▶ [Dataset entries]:
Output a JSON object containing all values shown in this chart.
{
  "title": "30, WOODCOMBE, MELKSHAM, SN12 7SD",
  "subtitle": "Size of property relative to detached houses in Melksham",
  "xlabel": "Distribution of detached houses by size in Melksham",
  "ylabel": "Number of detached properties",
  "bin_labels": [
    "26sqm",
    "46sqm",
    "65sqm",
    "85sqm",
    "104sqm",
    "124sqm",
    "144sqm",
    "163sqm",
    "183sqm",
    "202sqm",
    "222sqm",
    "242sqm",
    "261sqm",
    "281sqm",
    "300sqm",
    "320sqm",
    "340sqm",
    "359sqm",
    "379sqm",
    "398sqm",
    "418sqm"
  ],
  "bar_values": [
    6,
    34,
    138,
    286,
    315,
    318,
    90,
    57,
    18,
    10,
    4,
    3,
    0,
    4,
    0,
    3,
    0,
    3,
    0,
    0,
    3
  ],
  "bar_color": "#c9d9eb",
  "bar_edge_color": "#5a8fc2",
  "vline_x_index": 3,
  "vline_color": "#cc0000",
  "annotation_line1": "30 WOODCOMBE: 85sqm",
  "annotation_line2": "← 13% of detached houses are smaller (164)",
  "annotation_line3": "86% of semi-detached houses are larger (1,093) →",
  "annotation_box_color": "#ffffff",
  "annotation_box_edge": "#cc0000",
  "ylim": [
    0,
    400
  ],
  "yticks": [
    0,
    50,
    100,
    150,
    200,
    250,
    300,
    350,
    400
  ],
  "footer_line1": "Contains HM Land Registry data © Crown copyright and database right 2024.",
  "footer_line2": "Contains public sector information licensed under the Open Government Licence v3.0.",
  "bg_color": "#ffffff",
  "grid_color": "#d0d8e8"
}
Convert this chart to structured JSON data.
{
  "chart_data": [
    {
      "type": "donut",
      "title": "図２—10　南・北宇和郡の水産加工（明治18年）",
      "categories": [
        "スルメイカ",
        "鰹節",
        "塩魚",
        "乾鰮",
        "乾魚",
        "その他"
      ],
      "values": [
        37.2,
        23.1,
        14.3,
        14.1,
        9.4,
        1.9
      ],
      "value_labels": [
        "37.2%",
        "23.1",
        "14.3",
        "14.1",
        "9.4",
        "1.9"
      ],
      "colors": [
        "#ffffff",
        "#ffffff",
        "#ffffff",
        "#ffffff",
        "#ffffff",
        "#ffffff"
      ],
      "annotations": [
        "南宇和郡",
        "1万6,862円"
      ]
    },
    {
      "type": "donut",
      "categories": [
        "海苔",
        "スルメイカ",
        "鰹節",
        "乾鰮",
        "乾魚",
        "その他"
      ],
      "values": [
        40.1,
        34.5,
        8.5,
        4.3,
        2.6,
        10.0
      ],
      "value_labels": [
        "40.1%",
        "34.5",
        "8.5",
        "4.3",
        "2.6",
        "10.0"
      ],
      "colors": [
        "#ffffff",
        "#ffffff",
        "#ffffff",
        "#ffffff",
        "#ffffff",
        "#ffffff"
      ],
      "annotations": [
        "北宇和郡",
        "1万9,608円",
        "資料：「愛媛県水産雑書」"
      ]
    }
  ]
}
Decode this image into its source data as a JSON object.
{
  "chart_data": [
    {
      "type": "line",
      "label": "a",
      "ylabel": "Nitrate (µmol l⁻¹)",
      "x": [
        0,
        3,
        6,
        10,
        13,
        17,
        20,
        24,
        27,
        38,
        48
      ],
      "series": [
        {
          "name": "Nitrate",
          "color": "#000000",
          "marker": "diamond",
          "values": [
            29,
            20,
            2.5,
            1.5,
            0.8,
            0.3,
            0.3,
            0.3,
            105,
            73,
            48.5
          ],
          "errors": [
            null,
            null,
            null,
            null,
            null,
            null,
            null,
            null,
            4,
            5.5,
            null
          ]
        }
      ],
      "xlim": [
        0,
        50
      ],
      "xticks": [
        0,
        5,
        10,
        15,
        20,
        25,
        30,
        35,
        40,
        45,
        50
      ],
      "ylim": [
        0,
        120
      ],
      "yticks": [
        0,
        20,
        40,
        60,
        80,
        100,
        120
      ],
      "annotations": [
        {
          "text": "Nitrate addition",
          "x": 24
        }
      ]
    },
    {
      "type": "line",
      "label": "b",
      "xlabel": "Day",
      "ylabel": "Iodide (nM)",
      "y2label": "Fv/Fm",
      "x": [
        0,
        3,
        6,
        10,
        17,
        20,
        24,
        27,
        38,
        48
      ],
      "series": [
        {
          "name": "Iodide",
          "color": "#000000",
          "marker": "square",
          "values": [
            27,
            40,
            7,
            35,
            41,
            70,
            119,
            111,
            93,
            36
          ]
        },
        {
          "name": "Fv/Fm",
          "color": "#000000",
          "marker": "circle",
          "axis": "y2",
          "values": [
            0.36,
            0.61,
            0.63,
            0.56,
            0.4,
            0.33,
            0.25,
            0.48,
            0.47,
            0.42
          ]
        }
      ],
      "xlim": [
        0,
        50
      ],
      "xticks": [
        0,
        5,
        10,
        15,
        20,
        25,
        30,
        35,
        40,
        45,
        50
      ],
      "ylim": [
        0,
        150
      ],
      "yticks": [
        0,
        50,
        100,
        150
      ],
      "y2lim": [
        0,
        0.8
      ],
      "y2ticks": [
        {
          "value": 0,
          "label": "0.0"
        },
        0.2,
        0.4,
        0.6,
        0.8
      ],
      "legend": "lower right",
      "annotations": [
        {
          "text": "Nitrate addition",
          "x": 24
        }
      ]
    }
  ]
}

▶ [WHAT YOU ARE ASKED TO DO]:
Reproduce every line above without error.

▶ [OUTPUT OF THE EXERCISE]:
Output a JSON object containing all values shown in this chart.
{
  "title": "30, WOODCOMBE, MELKSHAM, SN12 7SD",
  "subtitle": "Size of property relative to detached houses in Melksham",
  "xlabel": "Distribution of detached houses by size in Melksham",
  "ylabel": "Number of detached properties",
  "bin_labels": [
    "26sqm",
    "46sqm",
    "65sqm",
    "85sqm",
    "104sqm",
    "124sqm",
    "144sqm",
    "163sqm",
    "183sqm",
    "202sqm",
    "222sqm",
    "242sqm",
    "261sqm",
    "281sqm",
    "300sqm",
    "320sqm",
    "340sqm",
    "359sqm",
    "379sqm",
    "398sqm",
    "418sqm"
  ],
  "bar_values": [
    6,
    34,
    138,
    286,
    315,
    318,
    90,
    57,
    18,
    10,
    4,
    3,
    0,
    4,
    0,
    3,
    0,
    3,
    0,
    0,
    3
  ],
  "bar_color": "#c9d9eb",
  "bar_edge_color": "#5a8fc2",
  "vline_x_index": 3,
  "vline_color": "#cc0000",
  "annotation_line1": "30 WOODCOMBE: 85sqm",
  "annotation_line2": "← 13% of detached houses are smaller (164)",
  "annotation_line3": "86% of semi-detached houses are larger (1,093) →",
  "annotation_box_color": "#ffffff",
  "annotation_box_edge": "#cc0000",
  "ylim": [
    0,
    400
  ],
  "yticks": [
    0,
    50,
    100,
    150,
    200,
    250,
    300,
    350,
    400
  ],
  "footer_line1": "Contains HM Land Registry data © Crown copyright and database right 2024.",
  "footer_line2": "Contains public sector information licensed under the Open Government Licence v3.0.",
  "bg_color": "#ffffff",
  "grid_color": "#d0d8e8"
}
Convert this chart to structured JSON data.
{
  "chart_data": [
    {
      "type": "donut",
      "title": "図２—10　南・北宇和郡の水産加工（明治18年）",
      "categories": [
        "スルメイカ",
        "鰹節",
        "塩魚",
        "乾鰮",
        "乾魚",
        "その他"
      ],
      "values": [
        37.2,
        23.1,
        14.3,
        14.1,
        9.4,
        1.9
      ],
      "value_labels": [
        "37.2%",
        "23.1",
        "14.3",
        "14.1",
        "9.4",
        "1.9"
      ],
      "colors": [
        "#ffffff",
        "#ffffff",
        "#ffffff",
        "#ffffff",
        "#ffffff",
        "#ffffff"
      ],
      "annotations": [
        "南宇和郡",
        "1万6,862円"
      ]
    },
    {
      "type": "donut",
      "categories": [
        "海苔",
        "スルメイカ",
        "鰹節",
        "乾鰮",
        "乾魚",
        "その他"
      ],
      "values": [
        40.1,
        34.5,
        8.5,
        4.3,
        2.6,
        10.0
      ],
      "value_labels": [
        "40.1%",
        "34.5",
        "8.5",
        "4.3",
        "2.6",
        "10.0"
      ],
      "colors": [
        "#ffffff",
        "#ffffff",
        "#ffffff",
        "#ffffff",
        "#ffffff",
        "#ffffff"
      ],
      "annotations": [
        "北宇和郡",
        "1万9,608円",
        "資料：「愛媛県水産雑書」"
      ]
    }
  ]
}
Decode this image into its source data as a JSON object.
{
  "chart_data": [
    {
      "type": "line",
      "label": "a",
      "ylabel": "Nitrate (µmol l⁻¹)",
      "x": [
        0,
        3,
        6,
        10,
        13,
        17,
        20,
        24,
        27,
        38,
        48
      ],
      "series": [
        {
          "name": "Nitrate",
          "color": "#000000",
          "marker": "diamond",
          "values": [
            29,
            20,
            2.5,
            1.5,
            0.8,
            0.3,
            0.3,
            0.3,
            105,
            73,
            48.5
          ],
          "errors": [
            null,
            null,
            null,
            null,
            null,
            null,
            null,
            null,
            4,
            5.5,
            null
          ]
        }
      ],
      "xlim": [
        0,
        50
      ],
      "xticks": [
        0,
        5,
        10,
        15,
        20,
        25,
        30,
        35,
        40,
        45,
        50
      ],
      "ylim": [
        0,
        120
      ],
      "yticks": [
        0,
        20,
        40,
        60,
        80,
        100,
        120
      ],
      "annotations": [
        {
          "text": "Nitrate addition",
          "x": 24
        }
      ]
    },
    {
      "type": "line",
      "label": "b",
      "xlabel": "Day",
      "ylabel": "Iodide (nM)",
      "y2label": "Fv/Fm",
      "x": [
        0,
        3,
        6,
        10,
        17,
        20,
        24,
        27,
        38,
        48
      ],
      "series": [
        {
          "name": "Iodide",
          "color": "#000000",
          "marker": "square",
          "values": [
            27,
            40,
            7,
            35,
            41,
            70,
            119,
            111,
            93,
            36
          ]
        },
        {
          "name": "Fv/Fm",
          "color": "#000000",
          "marker": "circle",
          "axis": "y2",
          "values": [
            0.36,
            0.61,
            0.63,
            0.56,
            0.4,
            0.33,
            0.25,
            0.48,
            0.47,
            0.42
          ]
        }
      ],
      "xlim": [
        0,
        50
      ],
      "xticks": [
        0,
        5,
        10,
        15,
        20,
        25,
        30,
        35,
        40,
        45,
        50
      ],
      "ylim": [
        0,
        150
      ],
      "yticks": [
        0,
        50,
        100,
        150
      ],
      "y2lim": [
        0,
        0.8
      ],
      "y2ticks": [
        {
          "value": 0,
          "label": "0.0"
        },
        0.2,
        0.4,
        0.6,
        0.8
      ],
      "legend": "lower right",
      "annotations": [
        {
          "text": "Nitrate addition",
          "x": 24
        }
      ]
    }
  ]
}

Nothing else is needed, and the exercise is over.